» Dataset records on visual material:
——
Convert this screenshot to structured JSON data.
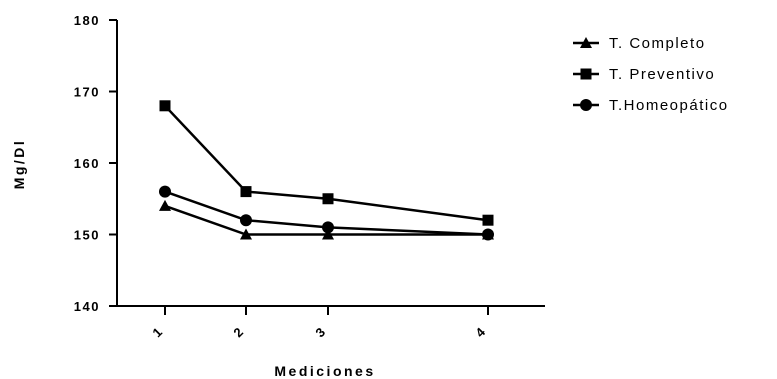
{
  "chart_data": {
    "type": "line",
    "xlabel": "Mediciones",
    "ylabel": "Mg/Dl",
    "categories": [
      "1",
      "2",
      "3",
      "4"
    ],
    "ylim": [
      140,
      180
    ],
    "yticks": [
      "140",
      "150",
      "160",
      "170",
      "180"
    ],
    "legend_position": "top-right",
    "grid": false,
    "series": [
      {
        "name": "T. Completo",
        "marker": "triangle",
        "values": [
          154,
          150,
          150,
          150
        ]
      },
      {
        "name": "T. Preventivo",
        "marker": "square",
        "values": [
          168,
          156,
          155,
          152
        ]
      },
      {
        "name": "T.Homeopático",
        "marker": "circle",
        "values": [
          156,
          152,
          151,
          150
        ]
      }
    ]
  }
}
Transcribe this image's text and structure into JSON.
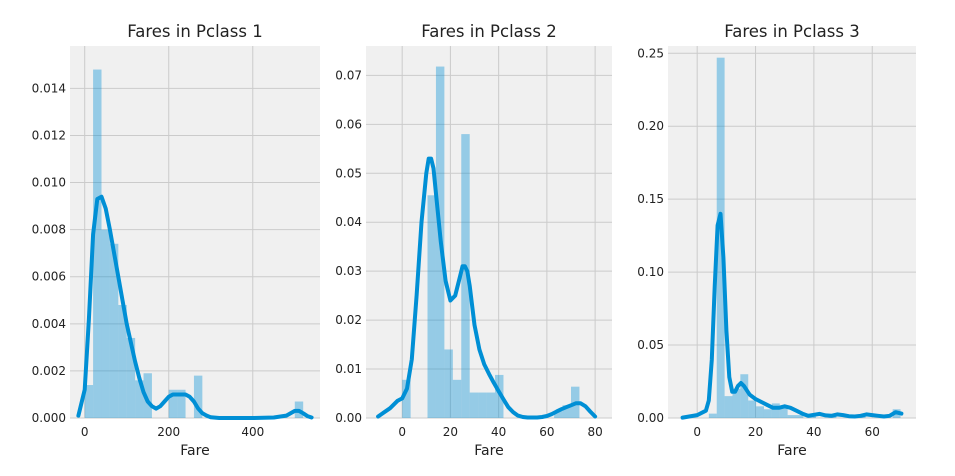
{
  "chart_data": [
    {
      "type": "histogram",
      "title": "Fares in Pclass 1",
      "xlabel": "Fare",
      "ylabel": "",
      "xlim": [
        -35,
        560
      ],
      "ylim": [
        0,
        0.0158
      ],
      "grid": true,
      "xticks": [
        0,
        200,
        400
      ],
      "yticks": [
        0.0,
        0.002,
        0.004,
        0.006,
        0.008,
        0.01,
        0.012,
        0.014
      ],
      "ytick_labels": [
        "0.000",
        "0.002",
        "0.004",
        "0.006",
        "0.008",
        "0.010",
        "0.012",
        "0.014"
      ],
      "bar_color": "#008fd5",
      "line_color": "#008fd5",
      "bins": [
        {
          "x0": 0,
          "x1": 20,
          "value": 0.0014
        },
        {
          "x0": 20,
          "x1": 40,
          "value": 0.0148
        },
        {
          "x0": 40,
          "x1": 60,
          "value": 0.008
        },
        {
          "x0": 60,
          "x1": 80,
          "value": 0.0074
        },
        {
          "x0": 80,
          "x1": 100,
          "value": 0.0048
        },
        {
          "x0": 100,
          "x1": 120,
          "value": 0.0034
        },
        {
          "x0": 120,
          "x1": 140,
          "value": 0.0016
        },
        {
          "x0": 140,
          "x1": 160,
          "value": 0.0019
        },
        {
          "x0": 160,
          "x1": 180,
          "value": 0.0
        },
        {
          "x0": 180,
          "x1": 200,
          "value": 0.0
        },
        {
          "x0": 200,
          "x1": 220,
          "value": 0.0012
        },
        {
          "x0": 220,
          "x1": 240,
          "value": 0.0012
        },
        {
          "x0": 240,
          "x1": 260,
          "value": 0.0
        },
        {
          "x0": 260,
          "x1": 280,
          "value": 0.0018
        },
        {
          "x0": 500,
          "x1": 520,
          "value": 0.0007
        }
      ],
      "kde": {
        "x": [
          -15,
          0,
          10,
          20,
          30,
          40,
          50,
          60,
          70,
          80,
          90,
          100,
          110,
          120,
          130,
          140,
          150,
          160,
          170,
          180,
          190,
          200,
          210,
          220,
          230,
          240,
          250,
          260,
          270,
          280,
          290,
          300,
          320,
          350,
          400,
          450,
          480,
          490,
          500,
          510,
          520,
          530,
          540
        ],
        "y": [
          0.0001,
          0.0012,
          0.0042,
          0.0078,
          0.0093,
          0.0094,
          0.0089,
          0.008,
          0.007,
          0.006,
          0.005,
          0.004,
          0.0032,
          0.0024,
          0.0017,
          0.0011,
          0.0007,
          0.0005,
          0.0004,
          0.0005,
          0.0007,
          0.0009,
          0.001,
          0.001,
          0.001,
          0.001,
          0.0009,
          0.0007,
          0.0004,
          0.0002,
          0.0001,
          3e-05,
          0.0,
          0.0,
          0.0,
          2e-05,
          0.0001,
          0.0002,
          0.0003,
          0.0003,
          0.0002,
          8e-05,
          2e-05
        ]
      }
    },
    {
      "type": "histogram",
      "title": "Fares in Pclass 2",
      "xlabel": "Fare",
      "ylabel": "",
      "xlim": [
        -15,
        87
      ],
      "ylim": [
        0,
        0.076
      ],
      "grid": true,
      "xticks": [
        0,
        20,
        40,
        60,
        80
      ],
      "yticks": [
        0.0,
        0.01,
        0.02,
        0.03,
        0.04,
        0.05,
        0.06,
        0.07
      ],
      "ytick_labels": [
        "0.00",
        "0.01",
        "0.02",
        "0.03",
        "0.04",
        "0.05",
        "0.06",
        "0.07"
      ],
      "bar_color": "#008fd5",
      "line_color": "#008fd5",
      "bins": [
        {
          "x0": 0,
          "x1": 3.5,
          "value": 0.0078
        },
        {
          "x0": 3.5,
          "x1": 7,
          "value": 0.0
        },
        {
          "x0": 7,
          "x1": 10.5,
          "value": 0.0
        },
        {
          "x0": 10.5,
          "x1": 14,
          "value": 0.0455
        },
        {
          "x0": 14,
          "x1": 17.5,
          "value": 0.0718
        },
        {
          "x0": 17.5,
          "x1": 21,
          "value": 0.014
        },
        {
          "x0": 21,
          "x1": 24.5,
          "value": 0.0078
        },
        {
          "x0": 24.5,
          "x1": 28,
          "value": 0.058
        },
        {
          "x0": 28,
          "x1": 31.5,
          "value": 0.0052
        },
        {
          "x0": 31.5,
          "x1": 35,
          "value": 0.0052
        },
        {
          "x0": 35,
          "x1": 38.5,
          "value": 0.0052
        },
        {
          "x0": 38.5,
          "x1": 42,
          "value": 0.0088
        },
        {
          "x0": 63,
          "x1": 66.5,
          "value": 0.0014
        },
        {
          "x0": 66.5,
          "x1": 70,
          "value": 0.0026
        },
        {
          "x0": 70,
          "x1": 73.5,
          "value": 0.0064
        }
      ],
      "kde": {
        "x": [
          -10,
          -5,
          -2,
          0,
          2,
          4,
          6,
          8,
          10,
          11,
          12,
          13,
          14,
          16,
          18,
          20,
          22,
          24,
          25,
          26,
          27,
          28,
          29,
          30,
          32,
          34,
          36,
          38,
          40,
          42,
          44,
          46,
          48,
          50,
          52,
          54,
          56,
          58,
          60,
          62,
          64,
          66,
          68,
          70,
          72,
          74,
          76,
          78,
          80
        ],
        "y": [
          0.0003,
          0.002,
          0.0035,
          0.004,
          0.006,
          0.012,
          0.025,
          0.04,
          0.05,
          0.053,
          0.053,
          0.051,
          0.046,
          0.036,
          0.028,
          0.024,
          0.025,
          0.029,
          0.031,
          0.031,
          0.03,
          0.027,
          0.023,
          0.019,
          0.014,
          0.011,
          0.009,
          0.0072,
          0.0055,
          0.0038,
          0.0022,
          0.0012,
          0.0005,
          0.0002,
          0.0001,
          0.0001,
          0.0001,
          0.0002,
          0.0004,
          0.0008,
          0.0013,
          0.0018,
          0.0022,
          0.0026,
          0.003,
          0.003,
          0.0024,
          0.0013,
          0.0003
        ]
      }
    },
    {
      "type": "histogram",
      "title": "Fares in Pclass 3",
      "xlabel": "Fare",
      "ylabel": "",
      "xlim": [
        -10,
        75
      ],
      "ylim": [
        0,
        0.255
      ],
      "grid": true,
      "xticks": [
        0,
        20,
        40,
        60
      ],
      "yticks": [
        0.0,
        0.05,
        0.1,
        0.15,
        0.2,
        0.25
      ],
      "ytick_labels": [
        "0.00",
        "0.05",
        "0.10",
        "0.15",
        "0.20",
        "0.25"
      ],
      "bar_color": "#008fd5",
      "line_color": "#008fd5",
      "bins": [
        {
          "x0": 4,
          "x1": 6.7,
          "value": 0.003
        },
        {
          "x0": 6.7,
          "x1": 9.4,
          "value": 0.247
        },
        {
          "x0": 9.4,
          "x1": 12.1,
          "value": 0.015
        },
        {
          "x0": 12.1,
          "x1": 14.8,
          "value": 0.02
        },
        {
          "x0": 14.8,
          "x1": 17.5,
          "value": 0.03
        },
        {
          "x0": 17.5,
          "x1": 20.2,
          "value": 0.012
        },
        {
          "x0": 20.2,
          "x1": 22.9,
          "value": 0.008
        },
        {
          "x0": 22.9,
          "x1": 25.6,
          "value": 0.006
        },
        {
          "x0": 25.6,
          "x1": 28.3,
          "value": 0.01
        },
        {
          "x0": 28.3,
          "x1": 31,
          "value": 0.007
        },
        {
          "x0": 31,
          "x1": 33.7,
          "value": 0.002
        },
        {
          "x0": 33.7,
          "x1": 36.4,
          "value": 0.002
        },
        {
          "x0": 38,
          "x1": 40.7,
          "value": 0.002
        },
        {
          "x0": 45,
          "x1": 47.7,
          "value": 0.002
        },
        {
          "x0": 55,
          "x1": 57.7,
          "value": 0.002
        },
        {
          "x0": 67,
          "x1": 69.7,
          "value": 0.006
        }
      ],
      "kde": {
        "x": [
          -5,
          0,
          3,
          4,
          5,
          6,
          7,
          8,
          9,
          10,
          11,
          12,
          13,
          14,
          15,
          16,
          17,
          18,
          20,
          22,
          24,
          26,
          28,
          30,
          32,
          34,
          36,
          38,
          40,
          42,
          44,
          46,
          48,
          50,
          52,
          54,
          56,
          58,
          60,
          62,
          64,
          66,
          68,
          70
        ],
        "y": [
          0.0003,
          0.002,
          0.005,
          0.012,
          0.04,
          0.09,
          0.132,
          0.14,
          0.11,
          0.06,
          0.028,
          0.018,
          0.018,
          0.022,
          0.024,
          0.022,
          0.019,
          0.016,
          0.013,
          0.011,
          0.009,
          0.007,
          0.007,
          0.008,
          0.007,
          0.005,
          0.003,
          0.0015,
          0.0022,
          0.0028,
          0.0018,
          0.0015,
          0.0025,
          0.002,
          0.0012,
          0.001,
          0.0015,
          0.0025,
          0.002,
          0.0015,
          0.001,
          0.0015,
          0.004,
          0.003
        ]
      }
    }
  ]
}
——
» WRITTEN EXERCISE: Extract all lines that hold the word "JSON".

» FINISHED TASK:
Convert this screenshot to structured JSON data.
Transcribe this image's text and structure into JSON.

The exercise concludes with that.